■ **WRITTEN REQUEST**: Determine how many lines include "László". Give the number and nothing else.

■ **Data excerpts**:

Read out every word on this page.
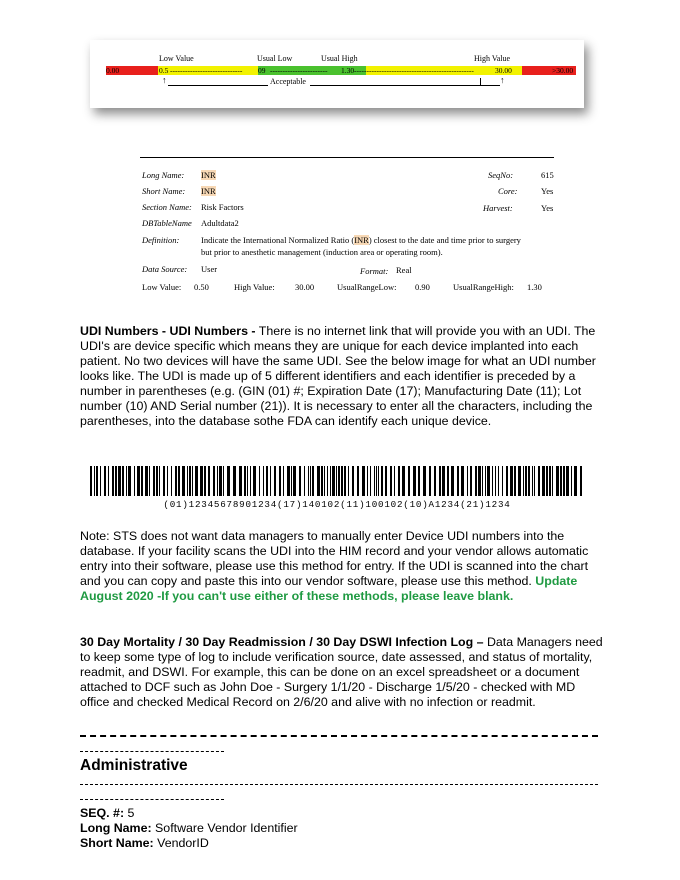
Low Value	Usual Low	Usual High	High Value
0.00	0.5 -----------------------------	09 -----------------------	1.30 ------------------------------------------------	30.00	>30.00
↑	Acceptable	↑
Long Name: INR	SeqNo:	615
Short Name: INR	Core:	Yes
Section Name: Risk Factors	Harvest:	Yes
DBTableName Adultdata2
Definition:	Indicate the International Normalized Ratio (INR) closest to the date and time prior to surgery
but prior to anesthetic management (induction area or operating room).
Data Source: User	Format: Real
Low Value: 0.50	High Value: 30.00	UsualRangeLow: 0.90	UsualRangeHigh: 1.30
UDI Numbers - UDI Numbers - There is no internet link that will provide you with an UDI. The UDI's are device specific which means they are unique for each device implanted into each patient. No two devices will have the same UDI. See the below image for what an UDI number looks like. The UDI is made up of 5 different identifiers and each identifier is preceded by a number in parentheses (e.g. (GIN (01) #; Expiration Date (17); Manufacturing Date (11); Lot number (10) AND Serial number (21)). It is necessary to enter all the characters, including the parentheses, into the database sothe FDA can identify each unique device.
(01)12345678901234(17)140102(11)100102(10)A1234(21)1234
Note: STS does not want data managers to manually enter Device UDI numbers into the database. If your facility scans the UDI into the HIM record and your vendor allows automatic entry into their software, please use this method for entry. If the UDI is scanned into the chart and you can copy and paste this into our vendor software, please use this method. Update August 2020 -If you can't use either of these methods, please leave blank.
30 Day Mortality / 30 Day Readmission / 30 Day DSWI Infection Log – Data Managers need to keep some type of log to include verification source, date assessed, and status of mortality, readmit, and DSWI. For example, this can be done on an excel spreadsheet or a document attached to DCF such as John Doe - Surgery 1/1/20 - Discharge 1/5/20 - checked with MD office and checked Medical Record on 2/6/20 and alive with no infection or readmit.
Administrative
SEQ. #: 5
Long Name: Software Vendor Identifier
Short Name: VendorID
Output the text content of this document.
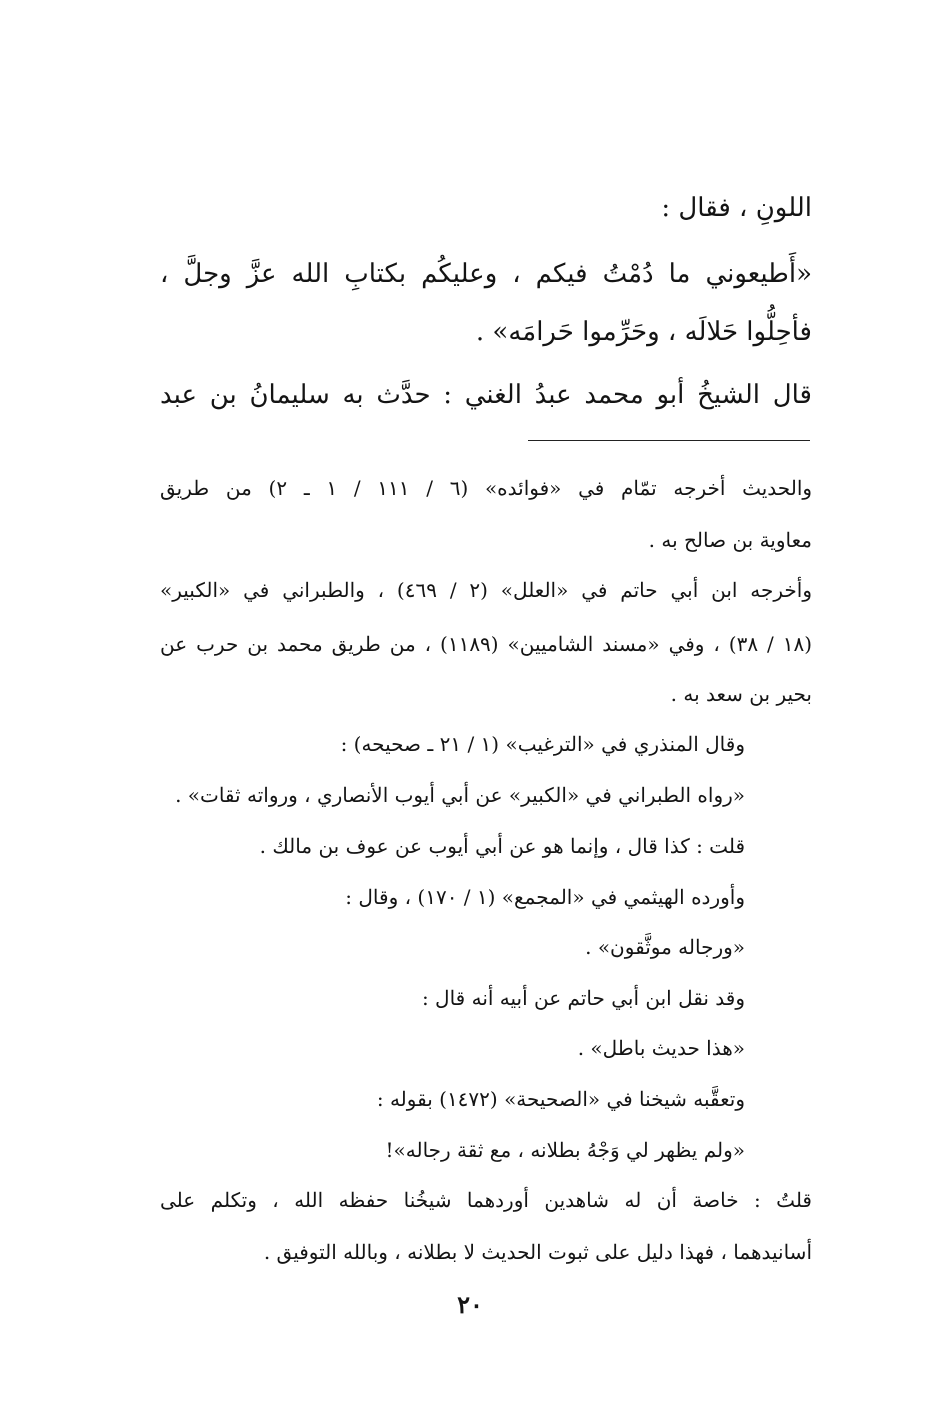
اللونِ ، فقال :
«أَطيعوني ما دُمْتُ فيكم ، وعليكُم بكتابِ الله عزَّ وجلَّ ،
فأحِلُّوا حَلالَه ، وحَرِّموا حَرامَه» .
قال الشيخُ أبو محمد عبدُ الغني : حدَّث به سليمانُ بن عبد
والحديث أخرجه تمّام في «فوائده» (٦ / ١١١ / ١ ـ ٢) من طريق
معاوية بن صالح به .
وأخرجه ابن أبي حاتم في «العلل» (٢ / ٤٦٩) ، والطبراني في «الكبير»
(١٨ / ٣٨) ، وفي «مسند الشاميين» (١١٨٩) ، من طريق محمد بن حرب عن
بحير بن سعد به .
وقال المنذري في «الترغيب» (١ / ٢١ ـ صحيحه) :
«رواه الطبراني في «الكبير» عن أبي أيوب الأنصاري ، ورواته ثقات» .
قلت : كذا قال ، وإنما هو عن أبي أيوب عن عوف بن مالك .
وأورده الهيثمي في «المجمع» (١ / ١٧٠) ، وقال :
«ورجاله موثَّقون» .
وقد نقل ابن أبي حاتم عن أبيه أنه قال :
«هذا حديث باطل» .
وتعقَّبه شيخنا في «الصحيحة» (١٤٧٢) بقوله :
«ولم يظهر لي وَجْهُ بطلانه ، مع ثقة رجاله»!
قلتُ : خاصة أن له شاهدين أوردهما شيخُنا حفظه الله ، وتكلم على
أسانيدهما ، فهذا دليل على ثبوت الحديث لا بطلانه ، وبالله التوفيق .
٢٠
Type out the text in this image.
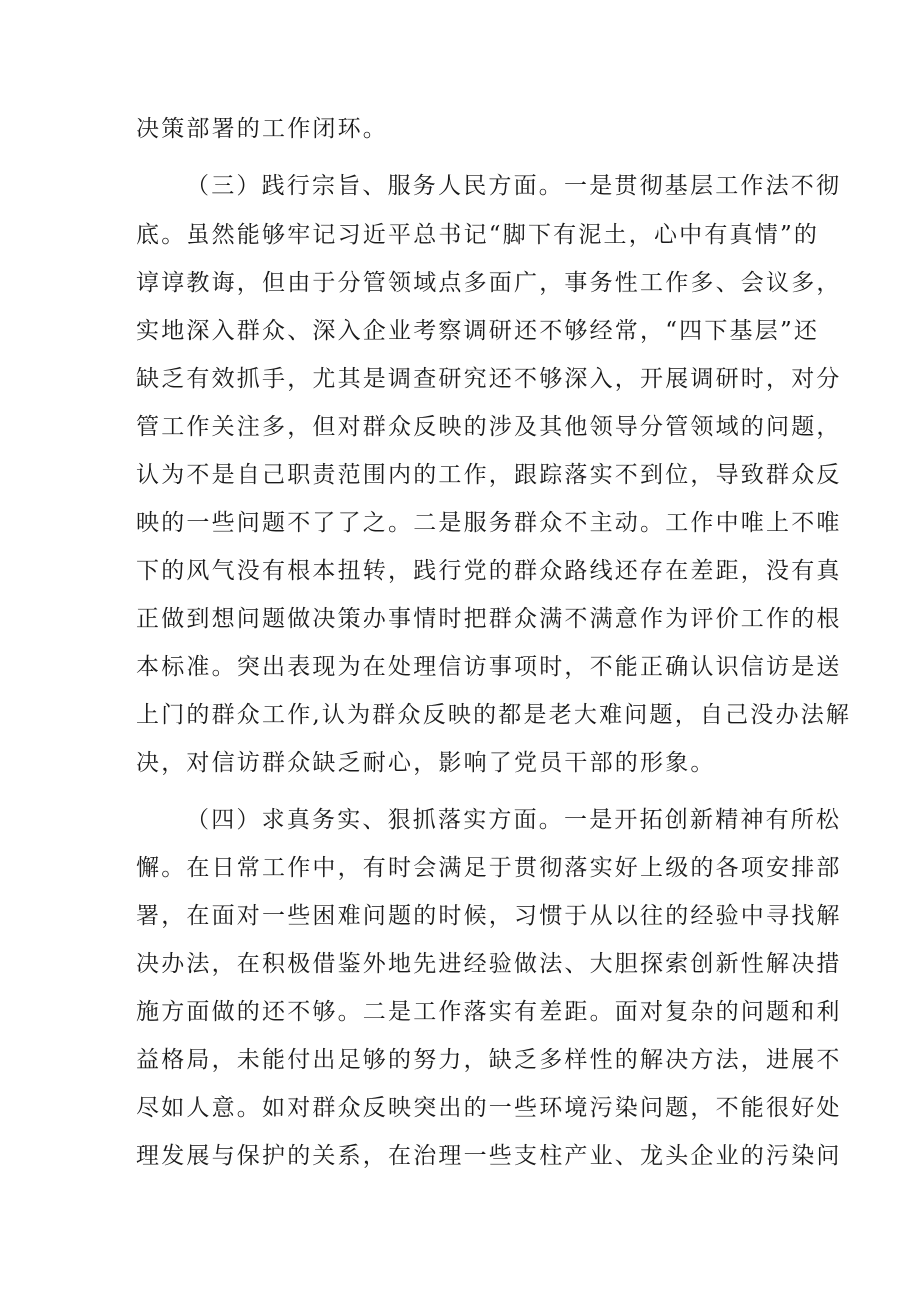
决策部署的工作闭环。
（三）践行宗旨、服务人民方面。一是贯彻基层工作法不彻
底。虽然能够牢记习近平总书记“脚下有泥土，心中有真情”的
谆谆教诲，但由于分管领域点多面广，事务性工作多、会议多，
实地深入群众、深入企业考察调研还不够经常，“四下基层”还
缺乏有效抓手，尤其是调查研究还不够深入，开展调研时，对分
管工作关注多，但对群众反映的涉及其他领导分管领域的问题，
认为不是自己职责范围内的工作，跟踪落实不到位，导致群众反
映的一些问题不了了之。二是服务群众不主动。工作中唯上不唯
下的风气没有根本扭转，践行党的群众路线还存在差距，没有真
正做到想问题做决策办事情时把群众满不满意作为评价工作的根
本标准。突出表现为在处理信访事项时，不能正确认识信访是送
上门的群众工作,认为群众反映的都是老大难问题，自己没办法解
决，对信访群众缺乏耐心，影响了党员干部的形象。
（四）求真务实、狠抓落实方面。一是开拓创新精神有所松
懈。在日常工作中，有时会满足于贯彻落实好上级的各项安排部
署，在面对一些困难问题的时候，习惯于从以往的经验中寻找解
决办法，在积极借鉴外地先进经验做法、大胆探索创新性解决措
施方面做的还不够。二是工作落实有差距。面对复杂的问题和利
益格局，未能付出足够的努力，缺乏多样性的解决方法，进展不
尽如人意。如对群众反映突出的一些环境污染问题，不能很好处
理发展与保护的关系，在治理一些支柱产业、龙头企业的污染问
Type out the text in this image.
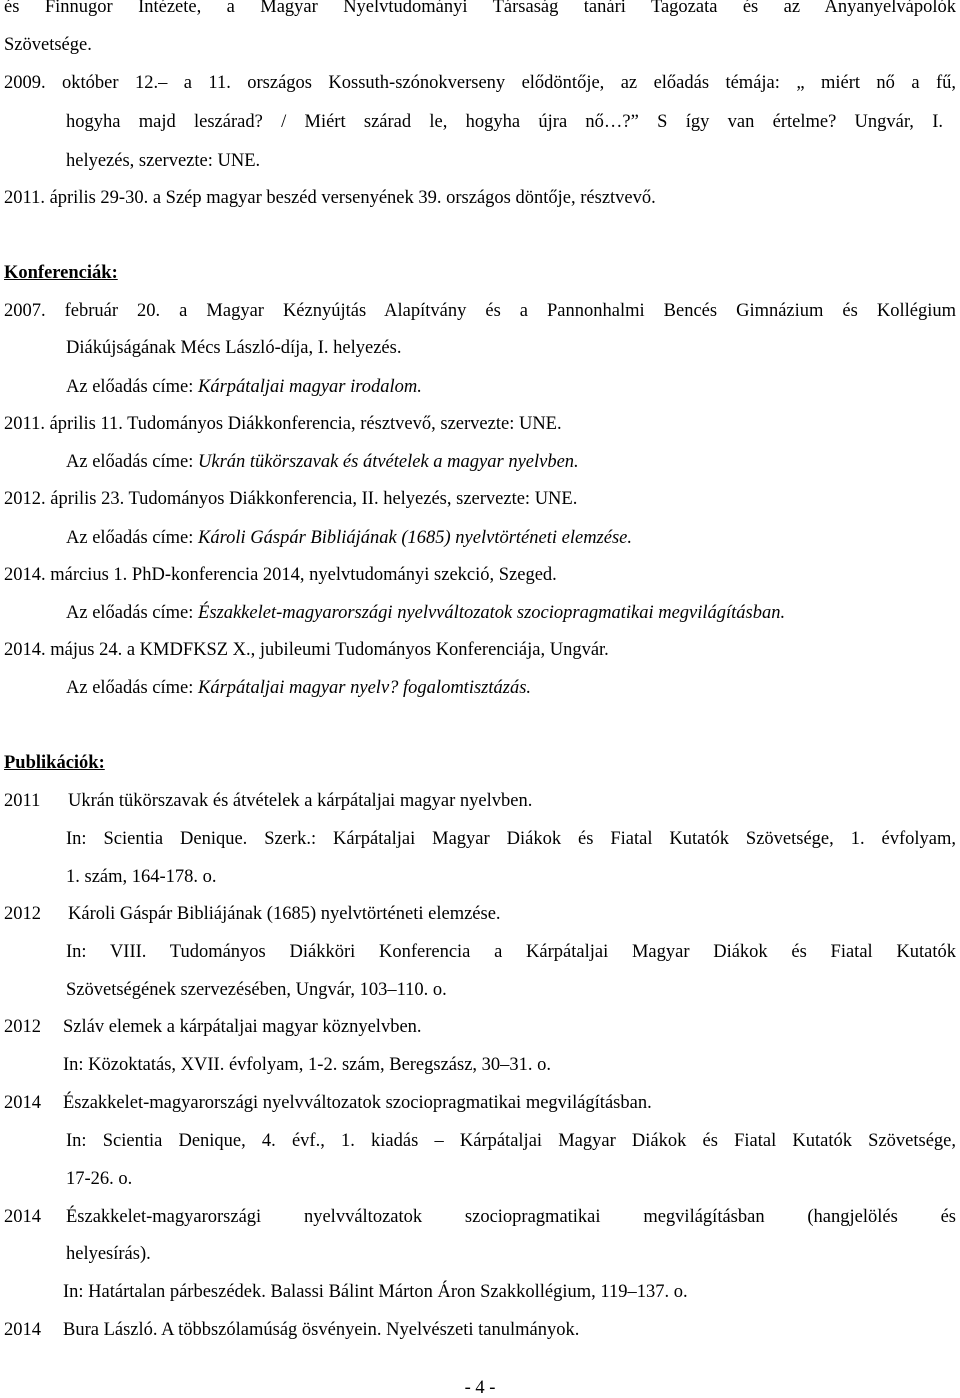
és Finnugor Intézete, a Magyar Nyelvtudományi Társaság tanári Tagozata és az Anyanyelvápolók
Szövetsége.
2009. október 12.– a 11. országos Kossuth-szónokverseny elődöntője, az előadás témája: „ miért nő a fű,
hogyha majd leszárad? / Miért szárad le, hogyha újra nő…?” S így van értelme? Ungvár, I.
helyezés, szervezte: UNE.
2011. április 29-30. a Szép magyar beszéd versenyének 39. országos döntője, résztvevő.
Konferenciák:
2007. február 20. a Magyar Kéznyújtás Alapítvány és a Pannonhalmi Bencés Gimnázium és Kollégium
Diákújságának Mécs László-díja, I. helyezés.
Az előadás címe: Kárpátaljai magyar irodalom.
2011. április 11. Tudományos Diákkonferencia, résztvevő, szervezte: UNE.
Az előadás címe: Ukrán tükörszavak és átvételek a magyar nyelvben.
2012. április 23. Tudományos Diákkonferencia, II. helyezés, szervezte: UNE.
Az előadás címe: Károli Gáspár Bibliájának (1685) nyelvtörténeti elemzése.
2014. március 1. PhD-konferencia 2014, nyelvtudományi szekció, Szeged.
Az előadás címe: Északkelet-magyarországi nyelvváltozatok szociopragmatikai megvilágításban.
2014. május 24. a KMDFKSZ X., jubileumi Tudományos Konferenciája, Ungvár.
Az előadás címe: Kárpátaljai magyar nyelv? fogalomtisztázás.
Publikációk:
2011 Ukrán tükörszavak és átvételek a kárpátaljai magyar nyelvben.
In: Scientia Denique. Szerk.: Kárpátaljai Magyar Diákok és Fiatal Kutatók Szövetsége, 1. évfolyam,
1. szám, 164-178. o.
2012 Károli Gáspár Bibliájának (1685) nyelvtörténeti elemzése.
In: VIII. Tudományos Diákköri Konferencia a Kárpátaljai Magyar Diákok és Fiatal Kutatók
Szövetségének szervezésében, Ungvár, 103–110. o.
2012 Szláv elemek a kárpátaljai magyar köznyelvben.
In: Közoktatás, XVII. évfolyam, 1-2. szám, Beregszász, 30–31. o.
2014 Északkelet-magyarországi nyelvváltozatok szociopragmatikai megvilágításban.
In: Scientia Denique, 4. évf., 1. kiadás – Kárpátaljai Magyar Diákok és Fiatal Kutatók Szövetsége,
17-26. o.
2014 Északkelet-magyarországi nyelvváltozatok szociopragmatikai megvilágításban (hangjelölés és
helyesírás).
In: Határtalan párbeszédek. Balassi Bálint Márton Áron Szakkollégium, 119–137. o.
2014 Bura László. A többszólamúság ösvényein. Nyelvészeti tanulmányok.
- 4 -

■ **RESPONSE**: 2